PROBLEM DETAILS: Show every line in the entries below where the word "this" appears.

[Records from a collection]
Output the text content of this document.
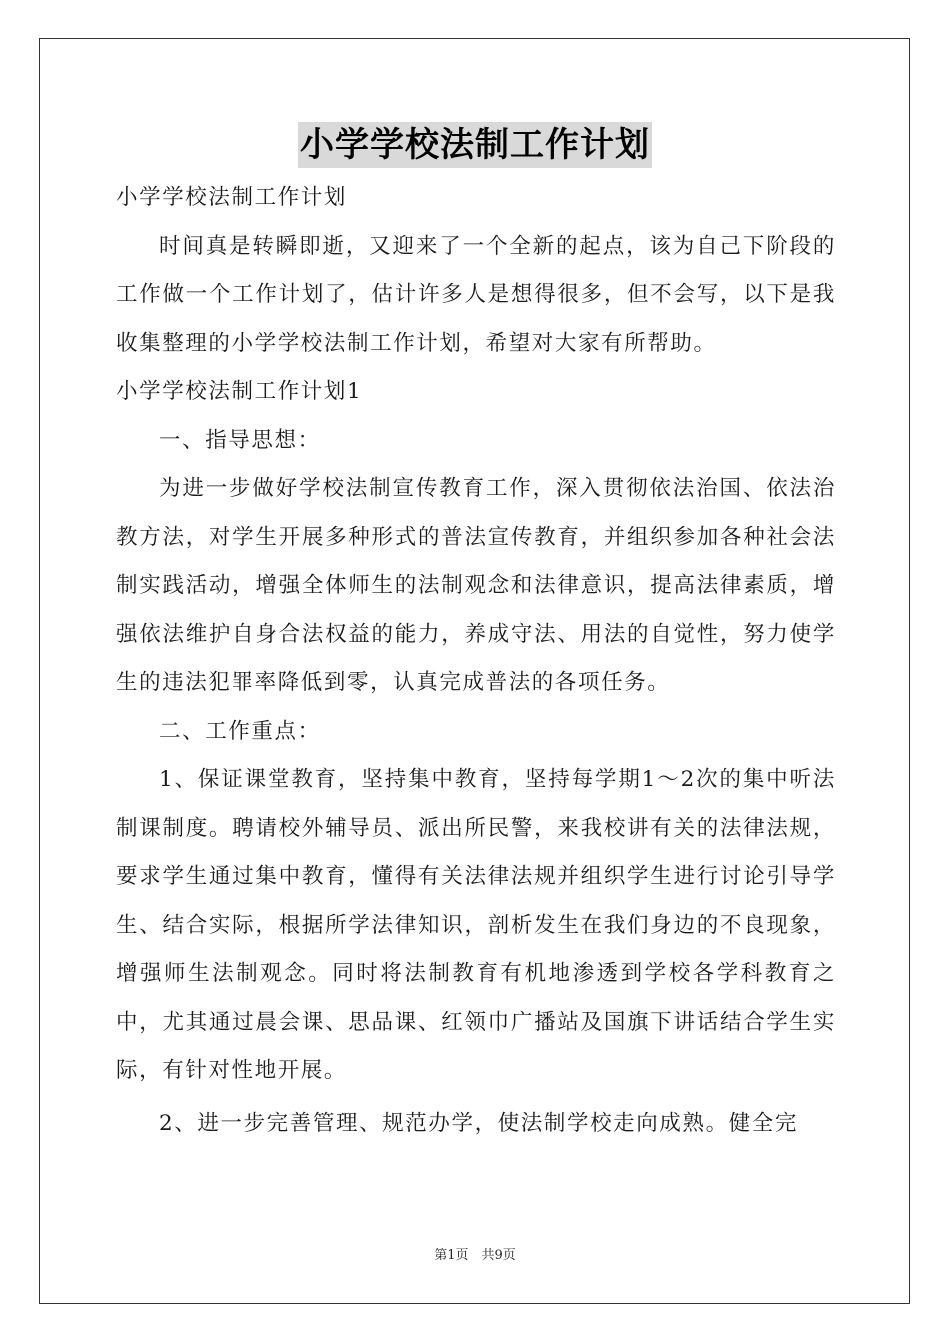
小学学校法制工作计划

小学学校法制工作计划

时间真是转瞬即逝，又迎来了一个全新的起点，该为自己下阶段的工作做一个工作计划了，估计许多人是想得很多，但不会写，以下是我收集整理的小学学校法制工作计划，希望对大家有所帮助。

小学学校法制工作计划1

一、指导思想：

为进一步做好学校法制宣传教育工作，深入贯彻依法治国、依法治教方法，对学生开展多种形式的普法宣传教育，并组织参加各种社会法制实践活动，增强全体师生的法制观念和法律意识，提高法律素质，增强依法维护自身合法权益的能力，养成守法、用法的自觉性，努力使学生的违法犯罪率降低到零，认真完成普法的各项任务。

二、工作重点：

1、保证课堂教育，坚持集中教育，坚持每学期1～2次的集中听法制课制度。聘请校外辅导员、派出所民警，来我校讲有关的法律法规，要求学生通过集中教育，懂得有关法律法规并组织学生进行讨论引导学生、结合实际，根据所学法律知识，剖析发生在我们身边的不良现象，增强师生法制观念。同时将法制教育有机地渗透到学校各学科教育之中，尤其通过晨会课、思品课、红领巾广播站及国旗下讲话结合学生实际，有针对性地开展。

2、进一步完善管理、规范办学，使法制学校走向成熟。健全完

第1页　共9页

...

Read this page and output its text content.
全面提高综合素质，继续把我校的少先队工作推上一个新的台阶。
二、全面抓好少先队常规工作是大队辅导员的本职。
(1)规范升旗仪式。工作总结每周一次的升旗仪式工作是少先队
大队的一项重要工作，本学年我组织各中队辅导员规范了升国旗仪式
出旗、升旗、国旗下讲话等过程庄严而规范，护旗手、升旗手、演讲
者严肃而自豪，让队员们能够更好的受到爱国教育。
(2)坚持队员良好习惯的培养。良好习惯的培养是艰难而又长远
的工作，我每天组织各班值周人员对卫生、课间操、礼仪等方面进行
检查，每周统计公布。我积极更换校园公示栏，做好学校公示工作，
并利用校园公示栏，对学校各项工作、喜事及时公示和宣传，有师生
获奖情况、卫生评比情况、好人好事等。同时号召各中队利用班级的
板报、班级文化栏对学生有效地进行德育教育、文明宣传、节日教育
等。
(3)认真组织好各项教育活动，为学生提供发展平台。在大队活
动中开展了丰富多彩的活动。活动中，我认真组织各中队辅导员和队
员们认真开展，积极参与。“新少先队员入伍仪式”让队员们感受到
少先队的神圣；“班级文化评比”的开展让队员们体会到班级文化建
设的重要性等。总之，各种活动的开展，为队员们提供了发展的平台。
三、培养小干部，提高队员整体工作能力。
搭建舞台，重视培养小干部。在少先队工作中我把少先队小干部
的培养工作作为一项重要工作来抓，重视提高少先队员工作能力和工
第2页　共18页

IN RESPONSE:
Output the text content of this document.
Read this page and output its text content.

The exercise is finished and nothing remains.